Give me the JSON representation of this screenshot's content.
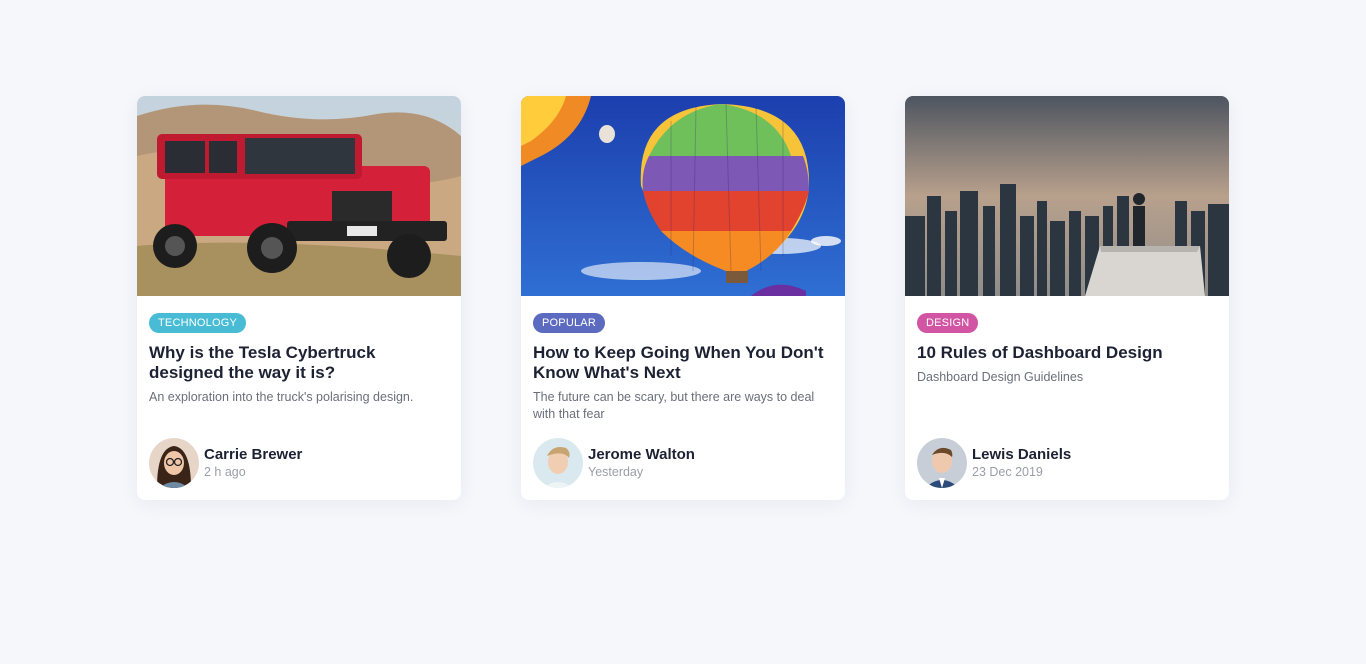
{
  "cards": [
    {
      "tag": "TECHNOLOGY",
      "tag_color": "#47bcd4",
      "title": "Why is the Tesla Cybertruck designed the way it is?",
      "subtitle": "An exploration into the truck's polarising design.",
      "author": "Carrie Brewer",
      "time": "2 h ago"
    },
    {
      "tag": "POPULAR",
      "tag_color": "#5c6bc0",
      "title": "How to Keep Going When You Don't Know What's Next",
      "subtitle": "The future can be scary, but there are ways to deal with that fear",
      "author": "Jerome Walton",
      "time": "Yesterday"
    },
    {
      "tag": "DESIGN",
      "tag_color": "#d155a3",
      "title": "10 Rules of Dashboard Design",
      "subtitle": "Dashboard Design Guidelines",
      "author": "Lewis Daniels",
      "time": "23 Dec 2019"
    }
  ]
}
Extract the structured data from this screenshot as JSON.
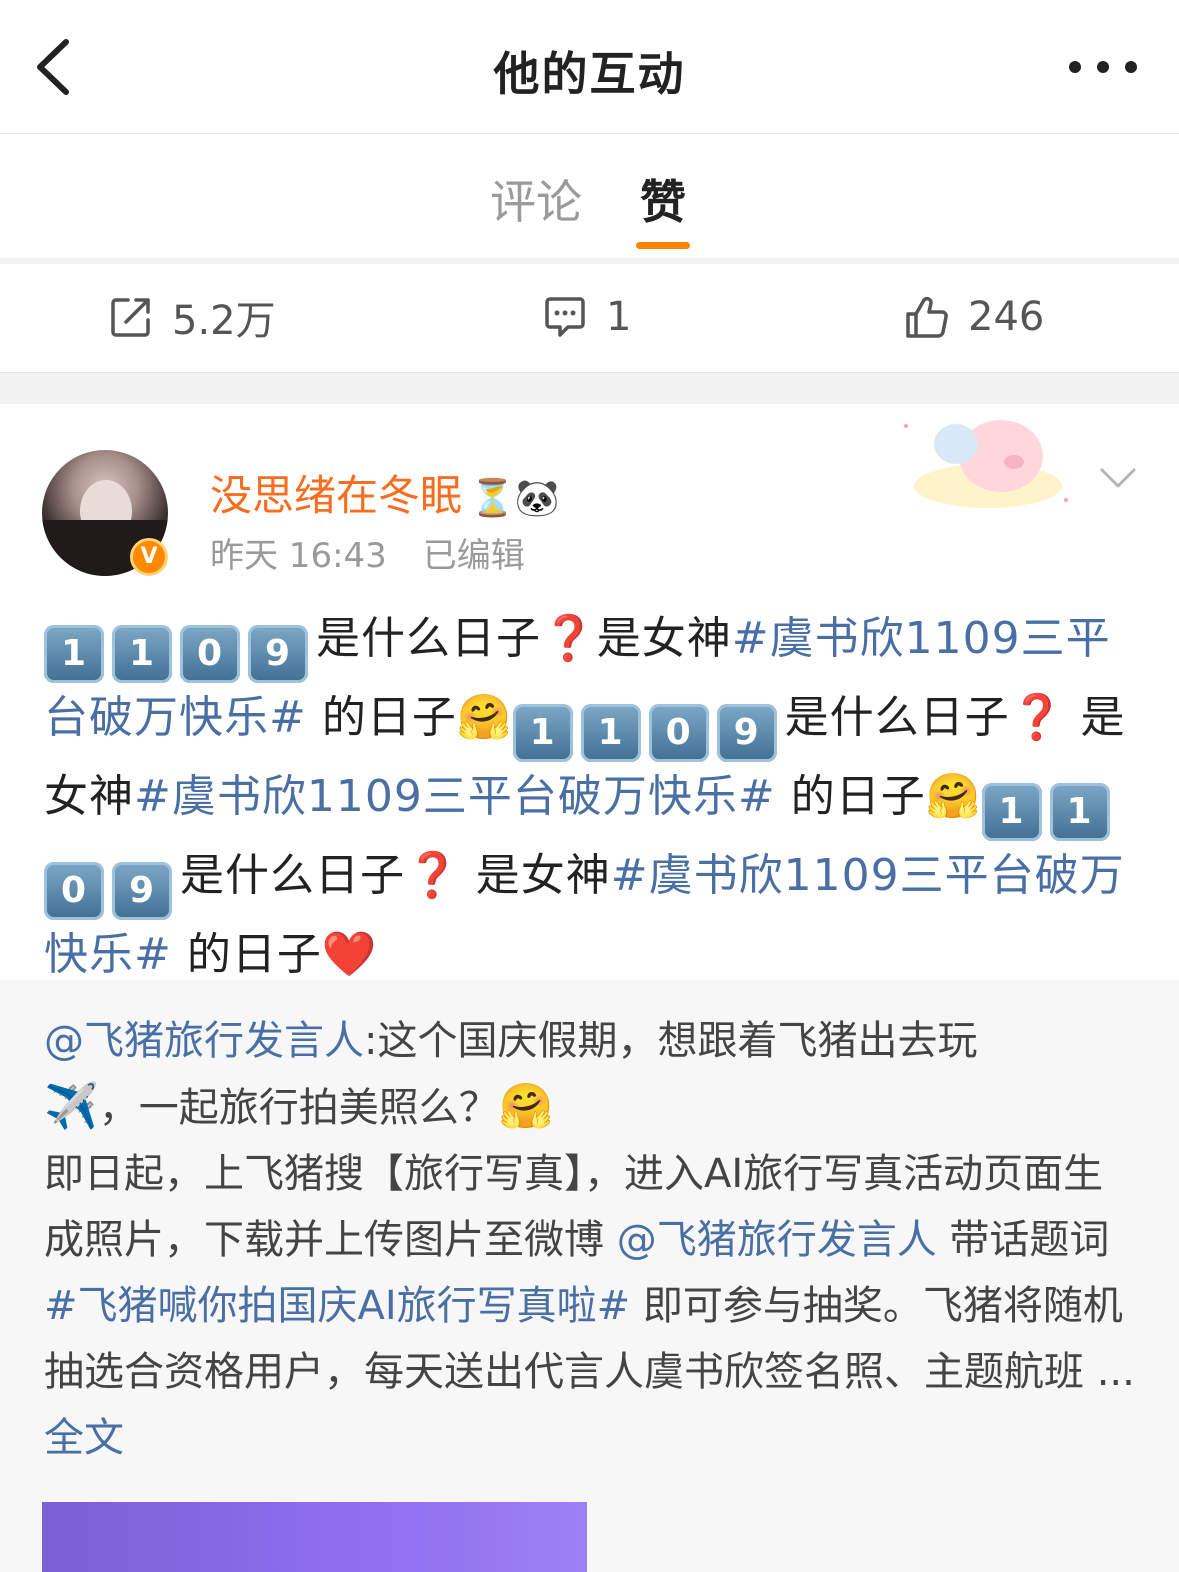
{
  "navbar": {
    "title": "他的互动"
  },
  "tabs": [
    {
      "label": "评论",
      "active": false
    },
    {
      "label": "赞",
      "active": true
    }
  ],
  "stats": {
    "reposts": "5.2万",
    "comments": "1",
    "likes": "246"
  },
  "post": {
    "username": "没思绪在冬眠",
    "name_emoji": "⏳🐼",
    "time": "昨天 16:43",
    "edited": "已编辑",
    "verified": "V",
    "line1": {
      "keycaps": [
        "1",
        "1",
        "0",
        "9"
      ],
      "text_a": "是什么日子",
      "q": "❓",
      "text_b": "是女神",
      "hashtag": "#虞书欣1109三平台破万快乐#",
      "text_c": " 的日子",
      "emoji": "🤗"
    },
    "line2": {
      "keycaps": [
        "1",
        "1",
        "0",
        "9"
      ],
      "text_a": "是什么日子",
      "q": "❓",
      "text_b": " 是女神",
      "hashtag": "#虞书欣1109三平台破万快乐#",
      "text_c": " 的日子",
      "emoji": "🤗"
    },
    "line3": {
      "keycaps": [
        "1",
        "1",
        "0",
        "9"
      ],
      "text_a": "是什么日子",
      "q": "❓",
      "text_b": " 是女神",
      "hashtag": "#虞书欣1109三平台破万快乐#",
      "text_c": " 的日子",
      "emoji": "❤️"
    }
  },
  "quote": {
    "mention1": "@飞猪旅行发言人",
    "text1": ":这个国庆假期，想跟着飞猪出去玩",
    "emoji1": "✈️",
    "text2": "，一起旅行拍美照么？",
    "emoji2": "🤗",
    "text3": "即日起，上飞猪搜【旅行写真】，进入AI旅行写真活动页面生成照片，下载并上传图片至微博 ",
    "mention2": "@飞猪旅行发言人",
    "text4": " 带话题词 ",
    "hashtag": "#飞猪喊你拍国庆AI旅行写真啦#",
    "text5": " 即可参与抽奖。飞猪将随机抽选合资格用户，每天送出代言人虞书欣签名照、主题航班 ... ",
    "more": "全文"
  },
  "colors": {
    "accent": "#ff8200",
    "username": "#f86e21",
    "link": "#4a6fa5"
  },
  "icons": [
    "back-arrow-icon",
    "more-dots-icon",
    "repost-icon",
    "comment-icon",
    "like-icon",
    "chevron-down-icon"
  ]
}
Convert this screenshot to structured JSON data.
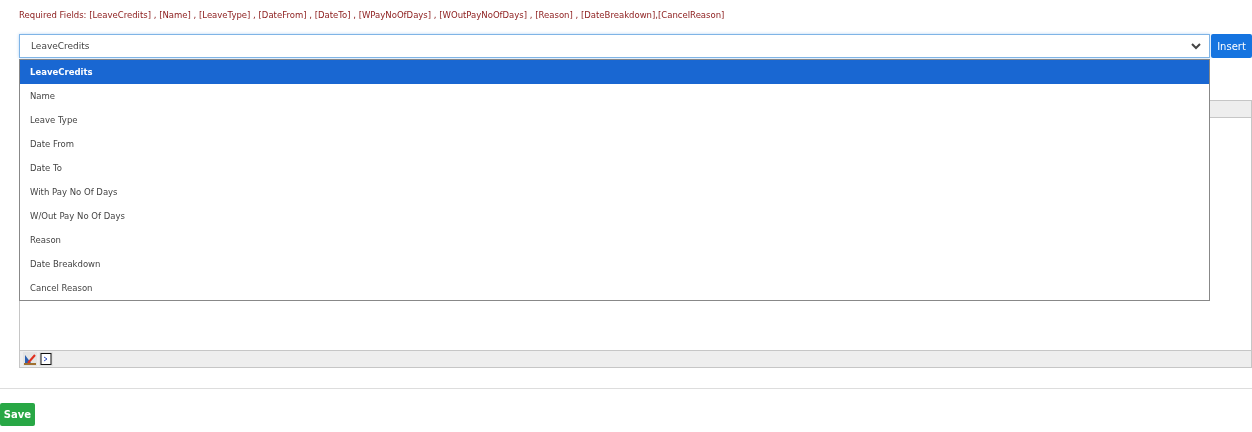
{
  "required_fields": "Required Fields: [LeaveCredits] , [Name] , [LeaveType] , [DateFrom] , [DateTo] , [WPayNoOfDays] , [WOutPayNoOfDays] , [Reason] , [DateBreakdown],[CancelReason]",
  "field_select": {
    "value": "LeaveCredits",
    "expanded": true,
    "options": [
      {
        "label": "LeaveCredits",
        "selected": true
      },
      {
        "label": "Name",
        "selected": false
      },
      {
        "label": "Leave Type",
        "selected": false
      },
      {
        "label": "Date From",
        "selected": false
      },
      {
        "label": "Date To",
        "selected": false
      },
      {
        "label": "With Pay No Of Days",
        "selected": false
      },
      {
        "label": "W/Out Pay No Of Days",
        "selected": false
      },
      {
        "label": "Reason",
        "selected": false
      },
      {
        "label": "Date Breakdown",
        "selected": false
      },
      {
        "label": "Cancel Reason",
        "selected": false
      }
    ]
  },
  "insert_button": "Insert",
  "save_button": "Save"
}
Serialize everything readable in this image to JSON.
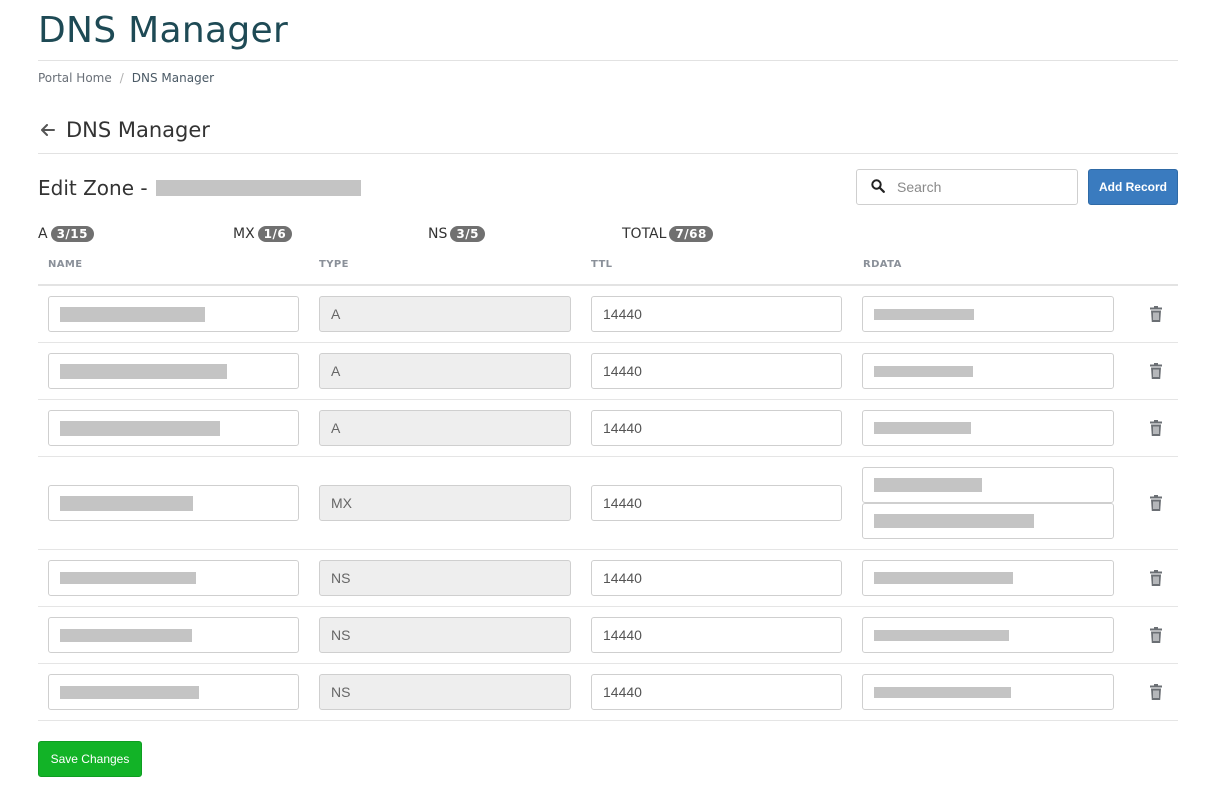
{
  "page": {
    "title": "DNS Manager"
  },
  "breadcrumb": {
    "home": "Portal Home",
    "separator": "/",
    "current": "DNS Manager"
  },
  "subheader": {
    "title": "DNS Manager",
    "back_icon": "arrow-left-icon"
  },
  "zone": {
    "label": "Edit Zone -"
  },
  "search": {
    "placeholder": "Search",
    "icon": "search-icon"
  },
  "buttons": {
    "add_record": "Add Record",
    "save_changes": "Save Changes"
  },
  "counts": [
    {
      "type": "A",
      "badge": "3/15"
    },
    {
      "type": "MX",
      "badge": "1/6"
    },
    {
      "type": "NS",
      "badge": "3/5"
    },
    {
      "type": "TOTAL",
      "badge": "7/68"
    }
  ],
  "table": {
    "headers": {
      "name": "NAME",
      "type": "TYPE",
      "ttl": "TTL",
      "rdata": "RDATA"
    },
    "rows": [
      {
        "type": "A",
        "ttl": "14440",
        "rdata_fields": 1
      },
      {
        "type": "A",
        "ttl": "14440",
        "rdata_fields": 1
      },
      {
        "type": "A",
        "ttl": "14440",
        "rdata_fields": 1
      },
      {
        "type": "MX",
        "ttl": "14440",
        "rdata_fields": 2
      },
      {
        "type": "NS",
        "ttl": "14440",
        "rdata_fields": 1
      },
      {
        "type": "NS",
        "ttl": "14440",
        "rdata_fields": 1
      },
      {
        "type": "NS",
        "ttl": "14440",
        "rdata_fields": 1
      }
    ],
    "delete_icon": "trash-icon"
  },
  "colors": {
    "title": "#1e4a55",
    "add_button": "#3a7bbf",
    "save_button": "#12b327",
    "badge": "#707070"
  }
}
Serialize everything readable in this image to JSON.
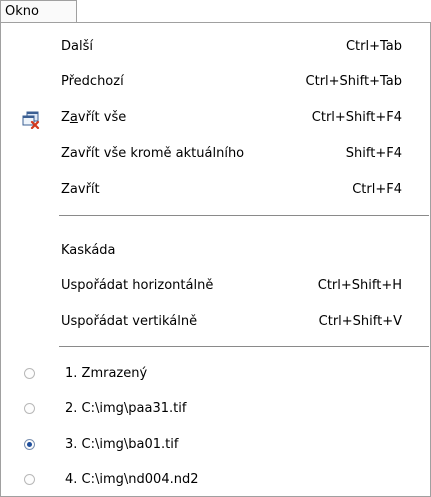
{
  "menubar": {
    "title": "Okno"
  },
  "menu": {
    "group1": [
      {
        "label": "Další",
        "shortcut": "Ctrl+Tab"
      },
      {
        "label": "Předchozí",
        "shortcut": "Ctrl+Shift+Tab"
      },
      {
        "label_pre": "Z",
        "label_u": "a",
        "label_post": "vřít vše",
        "shortcut": "Ctrl+Shift+F4",
        "icon": "close-all-windows-icon"
      },
      {
        "label": "Zavřít vše kromě aktuálního",
        "shortcut": "Shift+F4"
      },
      {
        "label": "Zavřít",
        "shortcut": "Ctrl+F4"
      }
    ],
    "group2": [
      {
        "label": "Kaskáda",
        "shortcut": ""
      },
      {
        "label": "Uspořádat horizontálně",
        "shortcut": "Ctrl+Shift+H"
      },
      {
        "label": "Uspořádat vertikálně",
        "shortcut": "Ctrl+Shift+V"
      }
    ],
    "windows": [
      {
        "label": "1.  Zmrazený",
        "selected": false
      },
      {
        "label": "2.  C:\\img\\paa31.tif",
        "selected": false
      },
      {
        "label": "3.  C:\\img\\ba01.tif",
        "selected": true
      },
      {
        "label": "4.  C:\\img\\nd004.nd2",
        "selected": false
      }
    ]
  },
  "colors": {
    "border": "#a0a0a0",
    "separator": "#8a8a8a",
    "radio_dot": "#1f4f9c"
  }
}
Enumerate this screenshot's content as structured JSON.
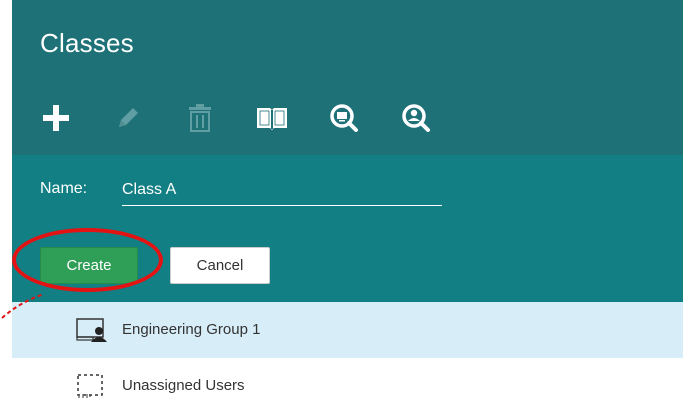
{
  "header": {
    "title": "Classes"
  },
  "toolbar": [
    {
      "name": "add-icon",
      "enabled": true
    },
    {
      "name": "edit-icon",
      "enabled": false
    },
    {
      "name": "delete-icon",
      "enabled": false
    },
    {
      "name": "book-icon",
      "enabled": true
    },
    {
      "name": "monitor-search-icon",
      "enabled": true
    },
    {
      "name": "user-search-icon",
      "enabled": true
    }
  ],
  "form": {
    "name_label": "Name:",
    "name_value": "Class A",
    "create_label": "Create",
    "cancel_label": "Cancel"
  },
  "list": {
    "items": [
      {
        "label": "Engineering Group 1",
        "icon": "computer-group-icon",
        "selected": true
      },
      {
        "label": "Unassigned Users",
        "icon": "dashed-group-icon",
        "selected": false
      }
    ]
  },
  "colors": {
    "header_bg": "#1e7177",
    "form_bg": "#127f84",
    "create_button": "#2f9e57",
    "selected_row": "#d7edf7",
    "highlight": "#e31313",
    "disabled_icon": "#5f9ea3"
  }
}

● **Instruction**:
Report every line containing the word "screenshot" from the listing above.

● **Solution below**:
Give me the JSON representation of this screenshot's content.
Extract the structured data from this screenshot as JSON.
Convert this screenshot to structured JSON data.
Enumerate this screenshot's content as structured JSON.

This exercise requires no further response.